_GIVEN REQUEST_. Scan the material that follows. Copy every line containing the word "velocity".

- - -

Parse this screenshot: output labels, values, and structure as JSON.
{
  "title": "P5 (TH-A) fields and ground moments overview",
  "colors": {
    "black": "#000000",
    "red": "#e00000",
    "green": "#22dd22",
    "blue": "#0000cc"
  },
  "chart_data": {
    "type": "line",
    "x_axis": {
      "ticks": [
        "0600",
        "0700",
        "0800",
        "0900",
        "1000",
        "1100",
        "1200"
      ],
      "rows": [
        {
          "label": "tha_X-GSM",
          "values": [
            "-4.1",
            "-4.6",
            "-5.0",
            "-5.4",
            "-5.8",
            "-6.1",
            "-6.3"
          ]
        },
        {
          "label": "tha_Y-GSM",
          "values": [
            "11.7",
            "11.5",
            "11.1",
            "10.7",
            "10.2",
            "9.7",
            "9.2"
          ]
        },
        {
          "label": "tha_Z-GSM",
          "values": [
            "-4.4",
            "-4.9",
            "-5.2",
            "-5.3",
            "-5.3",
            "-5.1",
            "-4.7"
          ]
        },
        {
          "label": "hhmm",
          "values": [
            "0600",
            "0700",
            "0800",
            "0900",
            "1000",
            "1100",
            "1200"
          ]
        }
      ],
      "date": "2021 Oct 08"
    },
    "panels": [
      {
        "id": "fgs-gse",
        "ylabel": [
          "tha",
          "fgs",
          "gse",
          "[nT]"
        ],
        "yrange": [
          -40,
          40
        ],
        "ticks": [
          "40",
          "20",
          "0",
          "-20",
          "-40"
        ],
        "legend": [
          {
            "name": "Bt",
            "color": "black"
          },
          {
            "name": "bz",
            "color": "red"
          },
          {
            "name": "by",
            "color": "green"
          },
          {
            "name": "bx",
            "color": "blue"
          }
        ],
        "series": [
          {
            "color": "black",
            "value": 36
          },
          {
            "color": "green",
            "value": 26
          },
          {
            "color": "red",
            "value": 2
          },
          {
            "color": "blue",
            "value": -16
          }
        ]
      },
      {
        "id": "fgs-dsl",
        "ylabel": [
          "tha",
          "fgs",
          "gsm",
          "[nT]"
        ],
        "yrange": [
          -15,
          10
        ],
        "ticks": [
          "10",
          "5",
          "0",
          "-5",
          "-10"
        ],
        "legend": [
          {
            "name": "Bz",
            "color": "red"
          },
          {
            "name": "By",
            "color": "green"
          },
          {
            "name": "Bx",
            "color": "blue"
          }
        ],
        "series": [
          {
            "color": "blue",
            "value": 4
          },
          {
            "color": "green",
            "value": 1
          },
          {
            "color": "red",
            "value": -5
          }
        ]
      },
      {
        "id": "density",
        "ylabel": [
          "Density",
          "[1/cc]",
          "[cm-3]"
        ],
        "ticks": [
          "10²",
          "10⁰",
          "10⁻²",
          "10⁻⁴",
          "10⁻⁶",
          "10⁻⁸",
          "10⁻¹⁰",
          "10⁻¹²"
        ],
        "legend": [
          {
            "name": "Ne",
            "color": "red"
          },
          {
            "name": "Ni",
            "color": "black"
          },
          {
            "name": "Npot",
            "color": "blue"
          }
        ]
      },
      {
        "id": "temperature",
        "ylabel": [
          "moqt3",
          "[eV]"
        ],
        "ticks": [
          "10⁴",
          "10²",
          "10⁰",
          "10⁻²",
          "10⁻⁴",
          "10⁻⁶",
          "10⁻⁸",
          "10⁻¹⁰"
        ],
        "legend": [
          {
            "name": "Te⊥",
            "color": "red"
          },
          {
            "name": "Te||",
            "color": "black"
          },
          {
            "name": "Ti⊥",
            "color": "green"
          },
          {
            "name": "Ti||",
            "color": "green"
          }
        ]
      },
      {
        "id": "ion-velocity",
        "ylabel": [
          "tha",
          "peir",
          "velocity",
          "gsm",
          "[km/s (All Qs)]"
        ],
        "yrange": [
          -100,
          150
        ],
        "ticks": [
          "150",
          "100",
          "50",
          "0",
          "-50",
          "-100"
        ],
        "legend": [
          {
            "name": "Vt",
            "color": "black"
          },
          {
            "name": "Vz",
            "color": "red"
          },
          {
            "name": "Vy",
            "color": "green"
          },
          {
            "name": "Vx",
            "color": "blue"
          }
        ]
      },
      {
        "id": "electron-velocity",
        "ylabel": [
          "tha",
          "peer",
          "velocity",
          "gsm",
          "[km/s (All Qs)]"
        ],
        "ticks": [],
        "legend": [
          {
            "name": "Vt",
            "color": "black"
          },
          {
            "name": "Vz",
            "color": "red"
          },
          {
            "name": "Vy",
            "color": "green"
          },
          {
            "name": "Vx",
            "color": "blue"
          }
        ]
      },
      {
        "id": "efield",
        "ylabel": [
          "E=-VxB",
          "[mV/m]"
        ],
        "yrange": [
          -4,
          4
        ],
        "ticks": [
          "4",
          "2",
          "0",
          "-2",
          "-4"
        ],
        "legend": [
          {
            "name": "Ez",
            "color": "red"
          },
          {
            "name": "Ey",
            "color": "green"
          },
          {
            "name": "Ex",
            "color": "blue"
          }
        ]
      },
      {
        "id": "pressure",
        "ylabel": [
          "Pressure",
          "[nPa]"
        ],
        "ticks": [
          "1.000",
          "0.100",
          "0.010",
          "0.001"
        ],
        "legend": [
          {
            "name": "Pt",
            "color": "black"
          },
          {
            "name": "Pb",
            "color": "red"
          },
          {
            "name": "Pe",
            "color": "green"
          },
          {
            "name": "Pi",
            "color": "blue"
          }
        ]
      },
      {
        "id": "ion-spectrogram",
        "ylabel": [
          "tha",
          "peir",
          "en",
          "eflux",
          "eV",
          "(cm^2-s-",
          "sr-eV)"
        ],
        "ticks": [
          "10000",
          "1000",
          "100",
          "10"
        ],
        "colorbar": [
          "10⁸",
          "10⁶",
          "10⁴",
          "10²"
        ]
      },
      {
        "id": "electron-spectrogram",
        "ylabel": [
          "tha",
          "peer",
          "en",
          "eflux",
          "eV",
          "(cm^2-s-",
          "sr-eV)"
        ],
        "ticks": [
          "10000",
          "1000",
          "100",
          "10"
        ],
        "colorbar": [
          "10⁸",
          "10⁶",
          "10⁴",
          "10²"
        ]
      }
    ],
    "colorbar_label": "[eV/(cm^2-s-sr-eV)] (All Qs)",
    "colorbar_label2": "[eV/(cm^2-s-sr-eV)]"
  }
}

- - -

_SOLVED PROBLEM_.
        "id": "ion-velocity",
          "velocity",
        "id": "electron-velocity",
          "velocity",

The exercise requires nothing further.